**Requirement**:
All the data should be repeated exactly. Any image in it is left out.

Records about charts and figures
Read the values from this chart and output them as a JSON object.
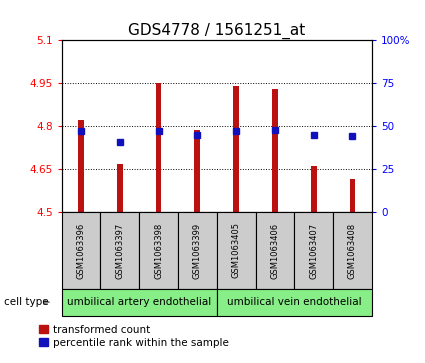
{
  "title": "GDS4778 / 1561251_at",
  "samples": [
    "GSM1063396",
    "GSM1063397",
    "GSM1063398",
    "GSM1063399",
    "GSM1063405",
    "GSM1063406",
    "GSM1063407",
    "GSM1063408"
  ],
  "red_values": [
    4.82,
    4.67,
    4.95,
    4.785,
    4.94,
    4.93,
    4.66,
    4.615
  ],
  "blue_values": [
    47,
    41,
    47,
    45,
    47,
    48,
    45,
    44
  ],
  "ylim": [
    4.5,
    5.1
  ],
  "y2lim": [
    0,
    100
  ],
  "yticks": [
    4.5,
    4.65,
    4.8,
    4.95,
    5.1
  ],
  "ytick_labels": [
    "4.5",
    "4.65",
    "4.8",
    "4.95",
    "5.1"
  ],
  "y2ticks": [
    0,
    25,
    50,
    75,
    100
  ],
  "y2tick_labels": [
    "0",
    "25",
    "50",
    "75",
    "100%"
  ],
  "group1_label": "umbilical artery endothelial",
  "group2_label": "umbilical vein endothelial",
  "cell_type_label": "cell type",
  "legend_red": "transformed count",
  "legend_blue": "percentile rank within the sample",
  "group1_indices": [
    0,
    1,
    2,
    3
  ],
  "group2_indices": [
    4,
    5,
    6,
    7
  ],
  "bar_width": 0.15,
  "red_color": "#bb1111",
  "blue_color": "#1111bb",
  "group_bg_color": "#88ee88",
  "sample_bg_color": "#cccccc",
  "title_fontsize": 11,
  "tick_fontsize": 7.5,
  "sample_fontsize": 6,
  "group_fontsize": 7.5,
  "legend_fontsize": 7.5
}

**Full output**:
Read the values from this chart and output them as a JSON object.
{
  "title": "GDS4778 / 1561251_at",
  "samples": [
    "GSM1063396",
    "GSM1063397",
    "GSM1063398",
    "GSM1063399",
    "GSM1063405",
    "GSM1063406",
    "GSM1063407",
    "GSM1063408"
  ],
  "red_values": [
    4.82,
    4.67,
    4.95,
    4.785,
    4.94,
    4.93,
    4.66,
    4.615
  ],
  "blue_values": [
    47,
    41,
    47,
    45,
    47,
    48,
    45,
    44
  ],
  "ylim": [
    4.5,
    5.1
  ],
  "y2lim": [
    0,
    100
  ],
  "yticks": [
    4.5,
    4.65,
    4.8,
    4.95,
    5.1
  ],
  "ytick_labels": [
    "4.5",
    "4.65",
    "4.8",
    "4.95",
    "5.1"
  ],
  "y2ticks": [
    0,
    25,
    50,
    75,
    100
  ],
  "y2tick_labels": [
    "0",
    "25",
    "50",
    "75",
    "100%"
  ],
  "group1_label": "umbilical artery endothelial",
  "group2_label": "umbilical vein endothelial",
  "cell_type_label": "cell type",
  "legend_red": "transformed count",
  "legend_blue": "percentile rank within the sample",
  "group1_indices": [
    0,
    1,
    2,
    3
  ],
  "group2_indices": [
    4,
    5,
    6,
    7
  ],
  "bar_width": 0.15,
  "red_color": "#bb1111",
  "blue_color": "#1111bb",
  "group_bg_color": "#88ee88",
  "sample_bg_color": "#cccccc",
  "title_fontsize": 11,
  "tick_fontsize": 7.5,
  "sample_fontsize": 6,
  "group_fontsize": 7.5,
  "legend_fontsize": 7.5
}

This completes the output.